A block of data
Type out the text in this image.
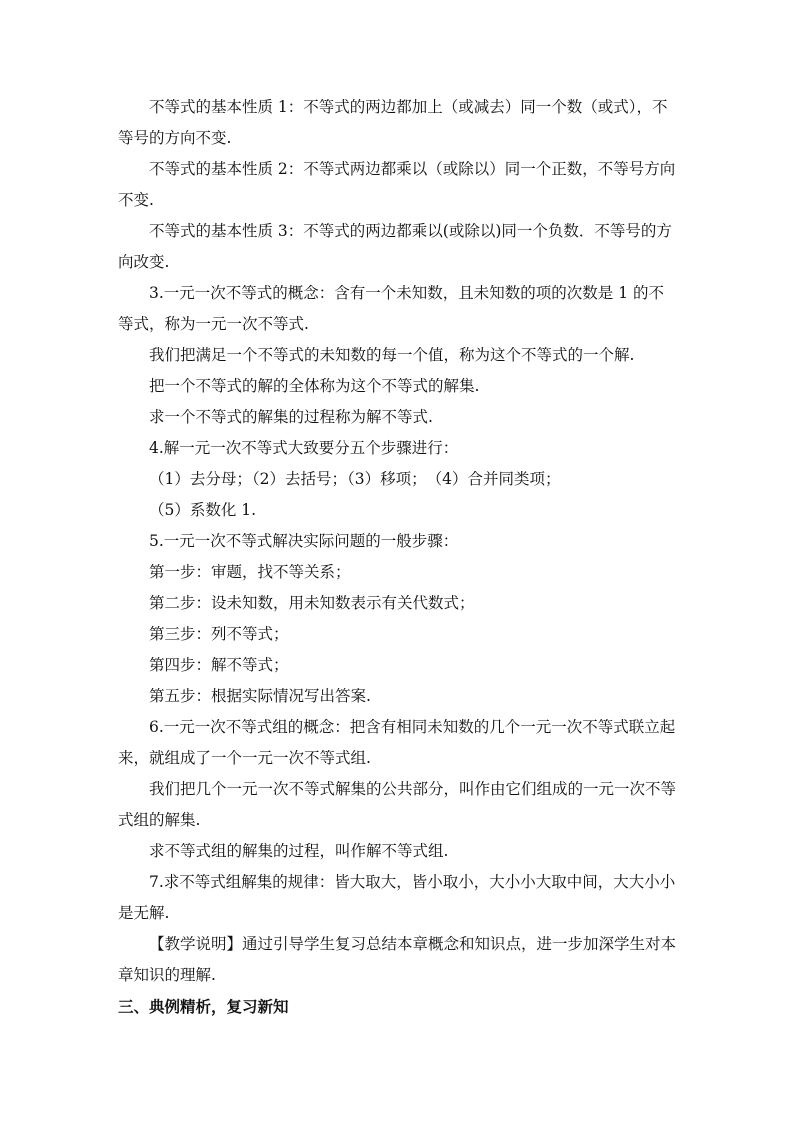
不等式的基本性质 1：不等式的两边都加上（或减去）同一个数（或式），不等号的方向不变.

不等式的基本性质 2：不等式两边都乘以（或除以）同一个正数，不等号方向不变.

不等式的基本性质 3：不等式的两边都乘以(或除以)同一个负数．不等号的方向改变.

3.一元一次不等式的概念：含有一个未知数，且未知数的项的次数是 1 的不等式，称为一元一次不等式.

我们把满足一个不等式的未知数的每一个值，称为这个不等式的一个解.

把一个不等式的解的全体称为这个不等式的解集.

求一个不等式的解集的过程称为解不等式.

4.解一元一次不等式大致要分五个步骤进行：

（1）去分母；（2）去括号；（3）移项；　（4）合并同类项；

（5）系数化 1.

5.一元一次不等式解决实际问题的一般步骤：

第一步：审题，找不等关系；

第二步：设未知数，用未知数表示有关代数式；

第三步：列不等式；

第四步：解不等式；

第五步：根据实际情况写出答案.

6.一元一次不等式组的概念：把含有相同未知数的几个一元一次不等式联立起来，就组成了一个一元一次不等式组.

我们把几个一元一次不等式解集的公共部分，叫作由它们组成的一元一次不等式组的解集.

求不等式组的解集的过程，叫作解不等式组.

7.求不等式组解集的规律：皆大取大，皆小取小，大小小大取中间，大大小小是无解.

【教学说明】通过引导学生复习总结本章概念和知识点，进一步加深学生对本章知识的理解.

三、典例精析，复习新知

_Stated problem_
Show every line from the listing above in which the string "不等式的基本性质" appears.

_Output for this exercise_
不等式的基本性质 1：不等式的两边都加上（或减去）同一个数（或式），不等号的方向不变.
不等式的基本性质 2：不等式两边都乘以（或除以）同一个正数，不等号方向不变.
不等式的基本性质 3：不等式的两边都乘以(或除以)同一个负数．不等号的方向改变.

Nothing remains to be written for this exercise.